Stated task:
Scan the lines below for the string "page" and copy every one that has it.

++++++

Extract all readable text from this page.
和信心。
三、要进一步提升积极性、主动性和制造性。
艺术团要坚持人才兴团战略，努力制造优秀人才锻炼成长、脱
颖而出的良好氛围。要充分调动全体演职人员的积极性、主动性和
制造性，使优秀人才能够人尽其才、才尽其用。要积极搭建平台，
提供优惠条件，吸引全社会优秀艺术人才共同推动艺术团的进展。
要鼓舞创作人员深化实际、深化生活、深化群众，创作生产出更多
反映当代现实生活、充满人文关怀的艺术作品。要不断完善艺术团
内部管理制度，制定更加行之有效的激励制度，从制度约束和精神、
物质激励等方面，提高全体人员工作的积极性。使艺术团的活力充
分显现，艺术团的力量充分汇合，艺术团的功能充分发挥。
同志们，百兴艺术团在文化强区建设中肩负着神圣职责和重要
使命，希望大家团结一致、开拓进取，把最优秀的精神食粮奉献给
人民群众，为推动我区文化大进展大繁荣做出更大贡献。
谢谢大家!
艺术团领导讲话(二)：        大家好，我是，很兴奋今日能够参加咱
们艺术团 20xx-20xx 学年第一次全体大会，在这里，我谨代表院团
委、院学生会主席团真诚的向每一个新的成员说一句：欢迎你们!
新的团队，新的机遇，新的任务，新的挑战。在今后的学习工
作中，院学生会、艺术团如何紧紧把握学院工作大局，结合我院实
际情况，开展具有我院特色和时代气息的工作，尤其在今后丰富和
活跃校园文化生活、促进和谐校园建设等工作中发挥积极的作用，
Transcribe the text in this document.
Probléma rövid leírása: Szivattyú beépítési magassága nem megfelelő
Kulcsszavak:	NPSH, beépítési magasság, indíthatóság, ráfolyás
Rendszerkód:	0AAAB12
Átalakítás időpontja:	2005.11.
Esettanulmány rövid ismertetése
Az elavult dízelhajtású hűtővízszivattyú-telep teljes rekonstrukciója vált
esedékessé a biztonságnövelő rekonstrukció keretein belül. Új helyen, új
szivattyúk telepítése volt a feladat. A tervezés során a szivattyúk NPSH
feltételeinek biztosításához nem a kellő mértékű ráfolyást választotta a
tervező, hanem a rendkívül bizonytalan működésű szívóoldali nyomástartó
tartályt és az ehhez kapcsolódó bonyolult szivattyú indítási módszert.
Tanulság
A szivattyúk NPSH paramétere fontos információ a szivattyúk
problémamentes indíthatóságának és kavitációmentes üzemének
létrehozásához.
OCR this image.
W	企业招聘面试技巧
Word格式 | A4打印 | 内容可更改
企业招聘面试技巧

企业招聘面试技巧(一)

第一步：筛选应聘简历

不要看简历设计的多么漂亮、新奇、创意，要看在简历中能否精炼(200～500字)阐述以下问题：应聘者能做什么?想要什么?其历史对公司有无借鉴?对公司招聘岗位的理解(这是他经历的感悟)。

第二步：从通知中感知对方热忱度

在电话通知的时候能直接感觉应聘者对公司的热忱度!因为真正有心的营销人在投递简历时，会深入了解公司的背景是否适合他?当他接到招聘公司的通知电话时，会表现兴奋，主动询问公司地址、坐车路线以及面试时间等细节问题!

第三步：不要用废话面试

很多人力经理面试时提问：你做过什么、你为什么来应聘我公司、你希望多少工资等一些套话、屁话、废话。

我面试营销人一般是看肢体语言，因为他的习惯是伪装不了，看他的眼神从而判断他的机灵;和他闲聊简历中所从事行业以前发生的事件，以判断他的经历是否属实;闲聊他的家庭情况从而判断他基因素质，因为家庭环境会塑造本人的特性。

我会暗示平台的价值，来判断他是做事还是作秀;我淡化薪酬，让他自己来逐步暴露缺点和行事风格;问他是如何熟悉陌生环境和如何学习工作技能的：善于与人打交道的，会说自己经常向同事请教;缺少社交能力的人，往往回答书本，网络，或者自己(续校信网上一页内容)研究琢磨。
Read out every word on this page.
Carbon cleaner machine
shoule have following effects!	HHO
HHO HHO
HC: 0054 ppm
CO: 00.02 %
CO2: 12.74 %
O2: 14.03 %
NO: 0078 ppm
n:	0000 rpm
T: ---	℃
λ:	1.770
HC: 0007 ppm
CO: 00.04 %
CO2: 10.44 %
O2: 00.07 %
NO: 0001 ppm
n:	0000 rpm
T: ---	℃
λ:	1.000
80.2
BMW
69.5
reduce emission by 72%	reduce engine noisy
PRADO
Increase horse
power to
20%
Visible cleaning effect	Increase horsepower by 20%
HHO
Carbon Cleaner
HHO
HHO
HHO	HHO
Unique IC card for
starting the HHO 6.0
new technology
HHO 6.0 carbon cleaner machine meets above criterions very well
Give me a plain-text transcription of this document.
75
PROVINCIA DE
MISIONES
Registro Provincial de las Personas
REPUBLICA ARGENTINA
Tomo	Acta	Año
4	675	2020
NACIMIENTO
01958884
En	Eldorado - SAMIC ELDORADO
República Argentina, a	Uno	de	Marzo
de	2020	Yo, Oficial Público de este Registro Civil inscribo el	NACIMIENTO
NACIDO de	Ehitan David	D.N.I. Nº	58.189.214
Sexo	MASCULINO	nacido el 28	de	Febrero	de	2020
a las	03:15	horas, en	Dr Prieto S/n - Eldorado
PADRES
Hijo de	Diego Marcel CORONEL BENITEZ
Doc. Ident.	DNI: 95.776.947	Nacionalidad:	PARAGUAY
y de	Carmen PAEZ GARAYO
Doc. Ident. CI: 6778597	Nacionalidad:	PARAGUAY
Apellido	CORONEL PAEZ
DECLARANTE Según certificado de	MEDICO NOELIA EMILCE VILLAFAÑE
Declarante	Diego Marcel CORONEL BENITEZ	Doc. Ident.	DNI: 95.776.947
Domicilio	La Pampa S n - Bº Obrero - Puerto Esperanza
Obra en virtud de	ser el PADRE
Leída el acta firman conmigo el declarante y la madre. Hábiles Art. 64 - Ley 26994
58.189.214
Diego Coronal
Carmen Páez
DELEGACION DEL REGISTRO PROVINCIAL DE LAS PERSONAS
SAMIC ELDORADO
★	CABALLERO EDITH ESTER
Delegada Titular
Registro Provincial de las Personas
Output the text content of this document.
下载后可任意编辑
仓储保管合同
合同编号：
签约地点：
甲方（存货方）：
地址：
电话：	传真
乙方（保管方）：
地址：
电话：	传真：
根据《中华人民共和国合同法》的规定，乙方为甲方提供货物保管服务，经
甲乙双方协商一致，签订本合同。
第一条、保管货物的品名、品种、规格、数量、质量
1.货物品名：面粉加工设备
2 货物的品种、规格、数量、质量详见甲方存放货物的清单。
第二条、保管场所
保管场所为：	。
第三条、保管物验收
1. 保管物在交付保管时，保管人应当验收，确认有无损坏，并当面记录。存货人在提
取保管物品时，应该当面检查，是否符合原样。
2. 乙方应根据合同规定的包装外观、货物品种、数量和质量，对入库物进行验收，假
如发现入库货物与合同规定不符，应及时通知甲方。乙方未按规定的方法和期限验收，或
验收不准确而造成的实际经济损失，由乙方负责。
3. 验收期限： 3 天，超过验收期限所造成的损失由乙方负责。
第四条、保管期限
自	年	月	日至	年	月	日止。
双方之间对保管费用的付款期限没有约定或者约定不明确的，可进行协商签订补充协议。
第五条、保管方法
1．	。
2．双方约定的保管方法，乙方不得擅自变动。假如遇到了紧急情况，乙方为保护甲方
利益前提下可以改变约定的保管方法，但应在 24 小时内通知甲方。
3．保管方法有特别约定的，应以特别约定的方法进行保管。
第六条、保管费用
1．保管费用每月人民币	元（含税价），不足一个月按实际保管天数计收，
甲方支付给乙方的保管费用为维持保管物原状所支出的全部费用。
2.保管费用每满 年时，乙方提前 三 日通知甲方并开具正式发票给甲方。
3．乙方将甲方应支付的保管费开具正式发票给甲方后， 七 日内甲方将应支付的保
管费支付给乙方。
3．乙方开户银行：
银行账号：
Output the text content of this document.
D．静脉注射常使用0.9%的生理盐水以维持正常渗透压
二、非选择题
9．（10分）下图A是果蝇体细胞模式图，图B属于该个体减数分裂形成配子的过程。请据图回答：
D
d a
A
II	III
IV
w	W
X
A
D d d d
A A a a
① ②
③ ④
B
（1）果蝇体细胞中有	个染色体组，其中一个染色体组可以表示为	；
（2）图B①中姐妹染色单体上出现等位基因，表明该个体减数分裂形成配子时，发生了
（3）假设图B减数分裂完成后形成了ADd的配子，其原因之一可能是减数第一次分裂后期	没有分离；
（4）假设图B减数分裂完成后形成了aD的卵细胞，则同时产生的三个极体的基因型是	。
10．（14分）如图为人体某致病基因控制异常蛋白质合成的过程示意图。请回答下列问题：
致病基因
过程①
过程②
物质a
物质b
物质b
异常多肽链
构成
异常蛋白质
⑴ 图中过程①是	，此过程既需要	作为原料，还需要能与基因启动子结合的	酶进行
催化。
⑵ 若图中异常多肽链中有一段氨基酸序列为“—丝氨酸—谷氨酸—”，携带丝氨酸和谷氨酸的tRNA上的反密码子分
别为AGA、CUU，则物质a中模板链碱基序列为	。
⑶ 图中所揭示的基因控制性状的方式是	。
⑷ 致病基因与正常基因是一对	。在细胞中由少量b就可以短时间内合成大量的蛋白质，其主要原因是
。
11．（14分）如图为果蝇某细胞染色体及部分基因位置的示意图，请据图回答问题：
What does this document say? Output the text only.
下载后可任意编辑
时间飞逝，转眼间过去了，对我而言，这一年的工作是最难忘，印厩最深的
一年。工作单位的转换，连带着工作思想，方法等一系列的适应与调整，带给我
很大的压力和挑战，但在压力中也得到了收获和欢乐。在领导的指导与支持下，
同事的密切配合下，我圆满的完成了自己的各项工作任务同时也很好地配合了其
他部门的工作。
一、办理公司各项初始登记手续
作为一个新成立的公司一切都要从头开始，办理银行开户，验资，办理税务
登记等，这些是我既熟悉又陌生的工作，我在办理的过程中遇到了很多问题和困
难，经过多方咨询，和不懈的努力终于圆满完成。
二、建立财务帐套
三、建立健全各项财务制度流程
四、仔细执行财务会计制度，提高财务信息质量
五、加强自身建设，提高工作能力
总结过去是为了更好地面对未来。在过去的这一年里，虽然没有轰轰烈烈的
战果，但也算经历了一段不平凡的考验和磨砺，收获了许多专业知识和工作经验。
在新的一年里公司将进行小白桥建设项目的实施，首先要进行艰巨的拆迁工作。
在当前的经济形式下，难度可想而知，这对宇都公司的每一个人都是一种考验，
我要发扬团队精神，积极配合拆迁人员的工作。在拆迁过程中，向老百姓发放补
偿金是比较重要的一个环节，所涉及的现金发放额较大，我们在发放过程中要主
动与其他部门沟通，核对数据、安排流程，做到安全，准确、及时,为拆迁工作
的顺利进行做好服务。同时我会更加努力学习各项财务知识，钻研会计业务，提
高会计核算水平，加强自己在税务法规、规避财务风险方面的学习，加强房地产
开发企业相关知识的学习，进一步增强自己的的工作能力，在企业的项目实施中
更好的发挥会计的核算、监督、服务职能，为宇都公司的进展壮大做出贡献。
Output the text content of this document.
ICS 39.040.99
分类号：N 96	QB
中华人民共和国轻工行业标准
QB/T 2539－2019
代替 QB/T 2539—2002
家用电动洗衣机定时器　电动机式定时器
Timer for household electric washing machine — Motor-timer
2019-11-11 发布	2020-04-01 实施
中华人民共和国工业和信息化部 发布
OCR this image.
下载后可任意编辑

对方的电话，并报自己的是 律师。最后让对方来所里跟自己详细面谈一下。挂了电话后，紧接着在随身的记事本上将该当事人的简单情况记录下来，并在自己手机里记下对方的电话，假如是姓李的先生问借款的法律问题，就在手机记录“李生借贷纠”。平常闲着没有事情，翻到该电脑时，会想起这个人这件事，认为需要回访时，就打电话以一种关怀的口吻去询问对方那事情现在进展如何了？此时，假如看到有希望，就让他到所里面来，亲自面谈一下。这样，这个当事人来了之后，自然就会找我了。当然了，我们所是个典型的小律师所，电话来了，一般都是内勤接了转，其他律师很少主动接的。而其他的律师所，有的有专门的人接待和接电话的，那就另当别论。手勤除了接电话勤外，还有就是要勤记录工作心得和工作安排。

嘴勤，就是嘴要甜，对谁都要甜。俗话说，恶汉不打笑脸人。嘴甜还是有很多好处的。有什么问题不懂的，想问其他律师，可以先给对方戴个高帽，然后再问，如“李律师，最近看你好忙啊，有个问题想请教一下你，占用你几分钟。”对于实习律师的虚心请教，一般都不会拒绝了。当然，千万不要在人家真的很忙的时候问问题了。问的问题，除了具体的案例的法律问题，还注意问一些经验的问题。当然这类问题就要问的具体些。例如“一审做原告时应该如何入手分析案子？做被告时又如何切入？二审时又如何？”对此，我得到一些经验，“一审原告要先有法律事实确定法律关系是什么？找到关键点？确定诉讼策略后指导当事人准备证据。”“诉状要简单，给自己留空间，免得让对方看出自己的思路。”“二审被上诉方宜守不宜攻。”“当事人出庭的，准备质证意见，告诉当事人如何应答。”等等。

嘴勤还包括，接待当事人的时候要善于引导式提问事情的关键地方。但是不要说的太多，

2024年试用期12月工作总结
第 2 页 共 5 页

++++++

Completed exercise:
Extract all readable text from this page.
Read out every word on this page.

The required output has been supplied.